═══ Supplied data ═══

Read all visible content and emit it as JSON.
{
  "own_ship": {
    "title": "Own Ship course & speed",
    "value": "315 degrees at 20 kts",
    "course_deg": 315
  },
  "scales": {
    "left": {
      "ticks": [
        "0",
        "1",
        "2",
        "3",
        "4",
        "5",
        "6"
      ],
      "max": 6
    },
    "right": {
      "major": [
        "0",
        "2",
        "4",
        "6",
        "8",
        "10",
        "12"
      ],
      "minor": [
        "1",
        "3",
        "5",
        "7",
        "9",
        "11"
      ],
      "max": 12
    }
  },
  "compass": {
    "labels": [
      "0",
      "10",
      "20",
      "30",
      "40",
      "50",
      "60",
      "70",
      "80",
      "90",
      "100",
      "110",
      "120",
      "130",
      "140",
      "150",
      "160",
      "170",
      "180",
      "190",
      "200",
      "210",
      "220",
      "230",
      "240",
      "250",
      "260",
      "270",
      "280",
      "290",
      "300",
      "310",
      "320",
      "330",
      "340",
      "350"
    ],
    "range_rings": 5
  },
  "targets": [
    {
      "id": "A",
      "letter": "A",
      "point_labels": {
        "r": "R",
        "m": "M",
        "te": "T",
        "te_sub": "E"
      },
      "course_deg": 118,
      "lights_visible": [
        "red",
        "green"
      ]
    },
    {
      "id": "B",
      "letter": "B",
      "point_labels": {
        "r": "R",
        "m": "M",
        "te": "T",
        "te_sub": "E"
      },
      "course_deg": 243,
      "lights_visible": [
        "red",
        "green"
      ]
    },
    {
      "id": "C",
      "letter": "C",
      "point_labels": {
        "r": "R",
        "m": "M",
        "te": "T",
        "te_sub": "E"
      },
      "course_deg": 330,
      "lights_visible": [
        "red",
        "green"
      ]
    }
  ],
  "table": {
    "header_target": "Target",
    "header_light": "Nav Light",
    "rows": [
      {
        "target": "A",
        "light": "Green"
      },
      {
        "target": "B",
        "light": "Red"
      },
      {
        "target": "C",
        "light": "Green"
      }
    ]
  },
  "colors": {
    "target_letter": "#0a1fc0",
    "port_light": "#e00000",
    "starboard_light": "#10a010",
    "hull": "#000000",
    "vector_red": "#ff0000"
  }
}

═══

#### What is asked
All of the entries above need to be reproduced exactly.

#### Output
Read all visible content and emit it as JSON.
{
  "own_ship": {
    "title": "Own Ship course & speed",
    "value": "315 degrees at 20 kts",
    "course_deg": 315
  },
  "scales": {
    "left": {
      "ticks": [
        "0",
        "1",
        "2",
        "3",
        "4",
        "5",
        "6"
      ],
      "max": 6
    },
    "right": {
      "major": [
        "0",
        "2",
        "4",
        "6",
        "8",
        "10",
        "12"
      ],
      "minor": [
        "1",
        "3",
        "5",
        "7",
        "9",
        "11"
      ],
      "max": 12
    }
  },
  "compass": {
    "labels": [
      "0",
      "10",
      "20",
      "30",
      "40",
      "50",
      "60",
      "70",
      "80",
      "90",
      "100",
      "110",
      "120",
      "130",
      "140",
      "150",
      "160",
      "170",
      "180",
      "190",
      "200",
      "210",
      "220",
      "230",
      "240",
      "250",
      "260",
      "270",
      "280",
      "290",
      "300",
      "310",
      "320",
      "330",
      "340",
      "350"
    ],
    "range_rings": 5
  },
  "targets": [
    {
      "id": "A",
      "letter": "A",
      "point_labels": {
        "r": "R",
        "m": "M",
        "te": "T",
        "te_sub": "E"
      },
      "course_deg": 118,
      "lights_visible": [
        "red",
        "green"
      ]
    },
    {
      "id": "B",
      "letter": "B",
      "point_labels": {
        "r": "R",
        "m": "M",
        "te": "T",
        "te_sub": "E"
      },
      "course_deg": 243,
      "lights_visible": [
        "red",
        "green"
      ]
    },
    {
      "id": "C",
      "letter": "C",
      "point_labels": {
        "r": "R",
        "m": "M",
        "te": "T",
        "te_sub": "E"
      },
      "course_deg": 330,
      "lights_visible": [
        "red",
        "green"
      ]
    }
  ],
  "table": {
    "header_target": "Target",
    "header_light": "Nav Light",
    "rows": [
      {
        "target": "A",
        "light": "Green"
      },
      {
        "target": "B",
        "light": "Red"
      },
      {
        "target": "C",
        "light": "Green"
      }
    ]
  },
  "colors": {
    "target_letter": "#0a1fc0",
    "port_light": "#e00000",
    "starboard_light": "#10a010",
    "hull": "#000000",
    "vector_red": "#ff0000"
  }
}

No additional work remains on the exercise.